→ THE PROBLEM:
Tally the lines containing "text" and report the number alone.

* * * *

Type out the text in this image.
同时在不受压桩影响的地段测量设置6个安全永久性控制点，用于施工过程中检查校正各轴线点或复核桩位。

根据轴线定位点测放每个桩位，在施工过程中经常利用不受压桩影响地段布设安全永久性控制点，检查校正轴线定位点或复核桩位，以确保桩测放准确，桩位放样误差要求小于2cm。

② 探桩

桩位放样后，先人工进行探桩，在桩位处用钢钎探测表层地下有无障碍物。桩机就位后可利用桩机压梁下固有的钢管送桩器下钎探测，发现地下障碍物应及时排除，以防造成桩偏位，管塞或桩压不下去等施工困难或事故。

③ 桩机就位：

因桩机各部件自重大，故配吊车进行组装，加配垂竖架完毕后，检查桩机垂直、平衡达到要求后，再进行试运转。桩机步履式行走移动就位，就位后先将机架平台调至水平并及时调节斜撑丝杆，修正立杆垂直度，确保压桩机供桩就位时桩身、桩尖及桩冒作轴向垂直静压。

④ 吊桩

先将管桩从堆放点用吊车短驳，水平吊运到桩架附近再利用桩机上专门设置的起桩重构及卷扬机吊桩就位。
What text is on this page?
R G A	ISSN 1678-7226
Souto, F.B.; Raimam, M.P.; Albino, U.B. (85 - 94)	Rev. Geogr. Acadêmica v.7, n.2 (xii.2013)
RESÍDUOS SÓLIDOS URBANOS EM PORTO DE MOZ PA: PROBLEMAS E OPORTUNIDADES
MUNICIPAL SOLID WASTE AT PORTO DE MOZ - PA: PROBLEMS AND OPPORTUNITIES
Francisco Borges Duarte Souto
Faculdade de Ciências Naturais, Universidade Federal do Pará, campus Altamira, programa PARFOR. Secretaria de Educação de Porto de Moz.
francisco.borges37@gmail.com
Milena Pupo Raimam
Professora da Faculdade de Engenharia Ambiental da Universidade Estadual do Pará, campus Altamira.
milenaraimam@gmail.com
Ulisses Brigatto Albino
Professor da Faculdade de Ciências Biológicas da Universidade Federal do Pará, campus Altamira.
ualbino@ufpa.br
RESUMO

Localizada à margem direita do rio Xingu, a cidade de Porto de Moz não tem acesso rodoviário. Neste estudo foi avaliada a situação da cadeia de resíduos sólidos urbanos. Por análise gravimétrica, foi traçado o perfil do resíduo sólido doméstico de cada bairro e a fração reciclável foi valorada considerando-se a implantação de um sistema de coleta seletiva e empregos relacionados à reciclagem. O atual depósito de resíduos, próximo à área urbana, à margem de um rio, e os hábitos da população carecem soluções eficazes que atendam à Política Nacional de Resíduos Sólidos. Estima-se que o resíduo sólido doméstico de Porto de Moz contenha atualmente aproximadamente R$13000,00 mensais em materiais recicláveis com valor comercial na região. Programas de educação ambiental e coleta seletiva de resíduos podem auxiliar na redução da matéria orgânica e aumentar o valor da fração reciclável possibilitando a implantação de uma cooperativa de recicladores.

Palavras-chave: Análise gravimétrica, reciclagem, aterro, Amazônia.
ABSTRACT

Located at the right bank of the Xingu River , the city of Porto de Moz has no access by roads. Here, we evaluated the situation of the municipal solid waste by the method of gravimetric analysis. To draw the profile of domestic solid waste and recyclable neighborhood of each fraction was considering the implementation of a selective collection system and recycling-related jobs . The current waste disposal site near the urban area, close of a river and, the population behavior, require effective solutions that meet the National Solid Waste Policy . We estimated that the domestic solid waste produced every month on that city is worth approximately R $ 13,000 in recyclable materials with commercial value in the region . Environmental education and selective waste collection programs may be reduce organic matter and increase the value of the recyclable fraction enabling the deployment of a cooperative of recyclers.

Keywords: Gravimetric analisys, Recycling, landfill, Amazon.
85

* * * *

→ ANSWER IN FULL:
2